### DATA EXTRACT

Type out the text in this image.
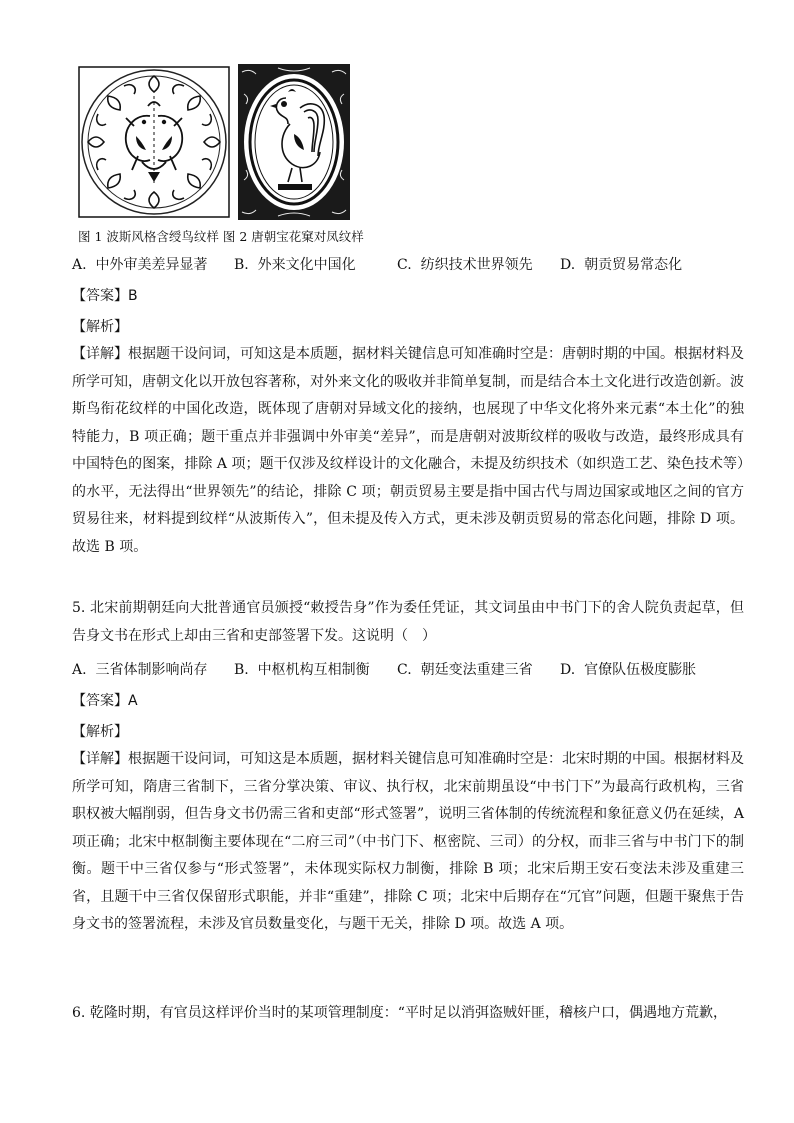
图 1 波斯风格含绶鸟纹样 图 2 唐朝宝花窠对凤纹样
A. 中外审美差异显著 B. 外来文化中国化	C. 纺织技术世界领先 D. 朝贡贸易常态化
【答案】B
【解析】
【详解】根据题干设问词，可知这是本质题，据材料关键信息可知准确时空是：唐朝时期的中国。根据材料及所学可知，唐朝文化以开放包容著称，对外来文化的吸收并非简单复制，而是结合本土文化进行改造创新。波斯鸟衔花纹样的中国化改造，既体现了唐朝对异域文化的接纳，也展现了中华文化将外来元素“本土化”的独特能力，B 项正确；题干重点并非强调中外审美“差异”，而是唐朝对波斯纹样的吸收与改造，最终形成具有中国特色的图案，排除 A 项；题干仅涉及纹样设计的文化融合，未提及纺织技术（如织造工艺、染色技术等）的水平，无法得出“世界领先”的结论，排除 C 项；朝贡贸易主要是指中国古代与周边国家或地区之间的官方贸易往来，材料提到纹样“从波斯传入”，但未提及传入方式，更未涉及朝贡贸易的常态化问题，排除 D 项。故选 B 项。
5. 北宋前期朝廷向大批普通官员颁授“敕授告身”作为委任凭证，其文词虽由中书门下的舍人院负责起草，但告身文书在形式上却由三省和吏部签署下发。这说明（　）
A. 三省体制影响尚存 B. 中枢机构互相制衡 C. 朝廷变法重建三省 D. 官僚队伍极度膨胀
【答案】A
【解析】
【详解】根据题干设问词，可知这是本质题，据材料关键信息可知准确时空是：北宋时期的中国。根据材料及所学可知，隋唐三省制下，三省分掌决策、审议、执行权，北宋前期虽设“中书门下”为最高行政机构，三省职权被大幅削弱，但告身文书仍需三省和吏部“形式签署”，说明三省体制的传统流程和象征意义仍在延续，A 项正确；北宋中枢制衡主要体现在“二府三司”（中书门下、枢密院、三司）的分权，而非三省与中书门下的制衡。题干中三省仅参与“形式签署”，未体现实际权力制衡，排除 B 项；北宋后期王安石变法未涉及重建三省，且题干中三省仅保留形式职能，并非“重建”，排除 C 项；北宋中后期存在“冗官”问题，但题干聚焦于告身文书的签署流程，未涉及官员数量变化，与题干无关，排除 D 项。故选 A 项。
6. 乾隆时期，有官员这样评价当时的某项管理制度：“平时足以消弭盗贼奸匪，稽核户口，偶遇地方荒歉，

### TASK PROMPT
Give every line back word for word and leave the pictures out.

### REPLY TO THE TASK
Type out the text in this image.
图 1 波斯风格含绶鸟纹样 图 2 唐朝宝花窠对凤纹样
A. 中外审美差异显著 B. 外来文化中国化	C. 纺织技术世界领先 D. 朝贡贸易常态化
【答案】B
【解析】
【详解】根据题干设问词，可知这是本质题，据材料关键信息可知准确时空是：唐朝时期的中国。根据材料及所学可知，唐朝文化以开放包容著称，对外来文化的吸收并非简单复制，而是结合本土文化进行改造创新。波斯鸟衔花纹样的中国化改造，既体现了唐朝对异域文化的接纳，也展现了中华文化将外来元素“本土化”的独特能力，B 项正确；题干重点并非强调中外审美“差异”，而是唐朝对波斯纹样的吸收与改造，最终形成具有中国特色的图案，排除 A 项；题干仅涉及纹样设计的文化融合，未提及纺织技术（如织造工艺、染色技术等）的水平，无法得出“世界领先”的结论，排除 C 项；朝贡贸易主要是指中国古代与周边国家或地区之间的官方贸易往来，材料提到纹样“从波斯传入”，但未提及传入方式，更未涉及朝贡贸易的常态化问题，排除 D 项。故选 B 项。
5. 北宋前期朝廷向大批普通官员颁授“敕授告身”作为委任凭证，其文词虽由中书门下的舍人院负责起草，但告身文书在形式上却由三省和吏部签署下发。这说明（　）
A. 三省体制影响尚存 B. 中枢机构互相制衡 C. 朝廷变法重建三省 D. 官僚队伍极度膨胀
【答案】A
【解析】
【详解】根据题干设问词，可知这是本质题，据材料关键信息可知准确时空是：北宋时期的中国。根据材料及所学可知，隋唐三省制下，三省分掌决策、审议、执行权，北宋前期虽设“中书门下”为最高行政机构，三省职权被大幅削弱，但告身文书仍需三省和吏部“形式签署”，说明三省体制的传统流程和象征意义仍在延续，A 项正确；北宋中枢制衡主要体现在“二府三司”（中书门下、枢密院、三司）的分权，而非三省与中书门下的制衡。题干中三省仅参与“形式签署”，未体现实际权力制衡，排除 B 项；北宋后期王安石变法未涉及重建三省，且题干中三省仅保留形式职能，并非“重建”，排除 C 项；北宋中后期存在“冗官”问题，但题干聚焦于告身文书的签署流程，未涉及官员数量变化，与题干无关，排除 D 项。故选 A 项。
6. 乾隆时期，有官员这样评价当时的某项管理制度：“平时足以消弭盗贼奸匪，稽核户口，偶遇地方荒歉，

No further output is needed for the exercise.